(Items from a figure collection)
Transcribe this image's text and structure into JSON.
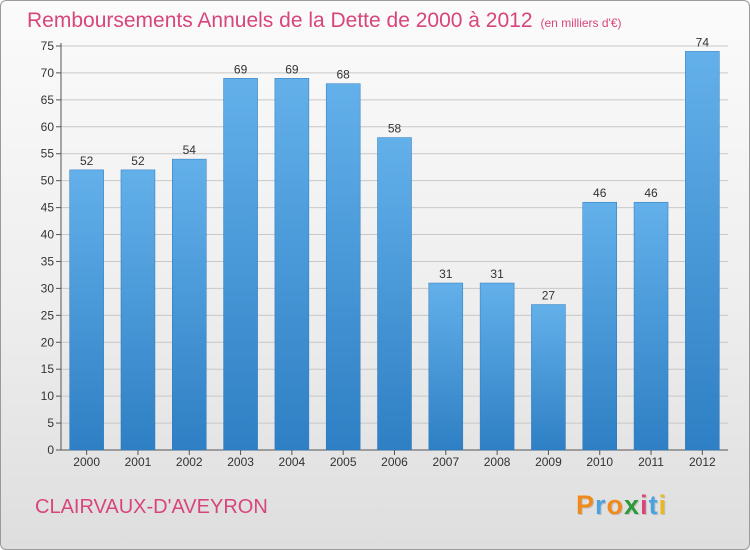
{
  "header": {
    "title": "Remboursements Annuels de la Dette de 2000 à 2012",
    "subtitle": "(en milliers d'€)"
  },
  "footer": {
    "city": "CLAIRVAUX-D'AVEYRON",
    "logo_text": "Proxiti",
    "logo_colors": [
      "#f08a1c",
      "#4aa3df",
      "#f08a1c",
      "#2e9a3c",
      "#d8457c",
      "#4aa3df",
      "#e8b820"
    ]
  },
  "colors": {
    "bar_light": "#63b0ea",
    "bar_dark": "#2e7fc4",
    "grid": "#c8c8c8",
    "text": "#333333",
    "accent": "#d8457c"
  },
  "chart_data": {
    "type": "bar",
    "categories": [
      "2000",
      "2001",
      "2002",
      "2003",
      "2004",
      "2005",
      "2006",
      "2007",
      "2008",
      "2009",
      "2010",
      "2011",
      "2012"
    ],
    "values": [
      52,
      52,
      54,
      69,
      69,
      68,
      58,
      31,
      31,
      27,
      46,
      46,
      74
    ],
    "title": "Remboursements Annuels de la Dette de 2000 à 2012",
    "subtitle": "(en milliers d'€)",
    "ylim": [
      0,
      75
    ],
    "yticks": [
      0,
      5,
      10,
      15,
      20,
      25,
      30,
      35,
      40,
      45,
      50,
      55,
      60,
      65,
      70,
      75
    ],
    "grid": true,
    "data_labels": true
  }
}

--

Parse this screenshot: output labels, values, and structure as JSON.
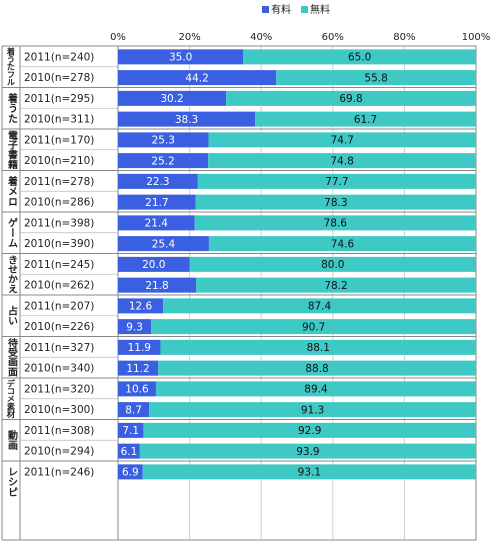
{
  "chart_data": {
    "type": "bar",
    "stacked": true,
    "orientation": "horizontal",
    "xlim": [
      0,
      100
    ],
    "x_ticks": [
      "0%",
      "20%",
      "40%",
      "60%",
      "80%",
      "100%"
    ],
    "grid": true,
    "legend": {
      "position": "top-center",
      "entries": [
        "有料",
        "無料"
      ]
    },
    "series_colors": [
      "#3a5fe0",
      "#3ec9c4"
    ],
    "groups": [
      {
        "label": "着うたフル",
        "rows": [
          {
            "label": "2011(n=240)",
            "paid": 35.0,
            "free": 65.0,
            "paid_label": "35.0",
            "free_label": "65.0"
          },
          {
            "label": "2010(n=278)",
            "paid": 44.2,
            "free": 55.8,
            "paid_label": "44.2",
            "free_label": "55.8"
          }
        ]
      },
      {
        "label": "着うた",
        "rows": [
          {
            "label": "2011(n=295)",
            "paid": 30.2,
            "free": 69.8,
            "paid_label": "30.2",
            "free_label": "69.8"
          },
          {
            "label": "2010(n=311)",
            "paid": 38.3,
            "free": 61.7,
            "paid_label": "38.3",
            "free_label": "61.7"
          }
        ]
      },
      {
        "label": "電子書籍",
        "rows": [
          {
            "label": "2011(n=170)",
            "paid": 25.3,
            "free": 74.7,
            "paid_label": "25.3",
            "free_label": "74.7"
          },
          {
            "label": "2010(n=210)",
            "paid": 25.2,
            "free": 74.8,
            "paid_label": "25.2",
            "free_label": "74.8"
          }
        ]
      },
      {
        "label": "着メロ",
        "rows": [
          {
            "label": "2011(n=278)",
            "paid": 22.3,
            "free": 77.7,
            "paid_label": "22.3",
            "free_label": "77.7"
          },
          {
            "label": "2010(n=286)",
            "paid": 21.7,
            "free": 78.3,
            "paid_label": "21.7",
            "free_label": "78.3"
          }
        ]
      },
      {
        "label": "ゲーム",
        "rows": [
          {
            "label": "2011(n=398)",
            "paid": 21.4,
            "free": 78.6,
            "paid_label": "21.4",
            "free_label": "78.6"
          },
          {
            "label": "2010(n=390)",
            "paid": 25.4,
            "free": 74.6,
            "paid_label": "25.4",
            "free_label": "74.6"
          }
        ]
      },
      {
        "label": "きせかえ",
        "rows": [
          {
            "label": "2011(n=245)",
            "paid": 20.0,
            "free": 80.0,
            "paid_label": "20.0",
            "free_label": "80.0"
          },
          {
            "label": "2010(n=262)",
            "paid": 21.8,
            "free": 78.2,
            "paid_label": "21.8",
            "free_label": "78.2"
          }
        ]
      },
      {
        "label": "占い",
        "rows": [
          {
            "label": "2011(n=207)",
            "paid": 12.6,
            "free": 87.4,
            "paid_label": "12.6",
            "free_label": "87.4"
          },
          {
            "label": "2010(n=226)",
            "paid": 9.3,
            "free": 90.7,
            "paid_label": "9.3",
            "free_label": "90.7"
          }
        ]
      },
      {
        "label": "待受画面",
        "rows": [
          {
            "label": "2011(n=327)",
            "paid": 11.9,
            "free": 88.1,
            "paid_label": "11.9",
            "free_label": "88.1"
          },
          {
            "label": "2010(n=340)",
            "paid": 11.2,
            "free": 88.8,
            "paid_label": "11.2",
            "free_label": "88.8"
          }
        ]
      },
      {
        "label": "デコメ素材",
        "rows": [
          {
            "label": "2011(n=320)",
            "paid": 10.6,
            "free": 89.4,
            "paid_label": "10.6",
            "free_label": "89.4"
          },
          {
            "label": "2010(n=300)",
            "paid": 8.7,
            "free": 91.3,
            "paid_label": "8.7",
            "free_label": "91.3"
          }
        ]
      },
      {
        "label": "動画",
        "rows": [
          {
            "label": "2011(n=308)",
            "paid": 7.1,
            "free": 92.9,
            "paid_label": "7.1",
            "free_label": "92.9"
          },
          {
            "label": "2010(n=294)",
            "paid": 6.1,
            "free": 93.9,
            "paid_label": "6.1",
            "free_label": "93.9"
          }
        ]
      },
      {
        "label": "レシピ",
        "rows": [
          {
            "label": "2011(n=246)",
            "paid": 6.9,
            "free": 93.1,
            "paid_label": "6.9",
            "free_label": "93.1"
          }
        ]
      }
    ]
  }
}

DO THIS: In the entries above, how many lines contain the word "true"? Answer with the number only.

EXERCISE RESULT: 4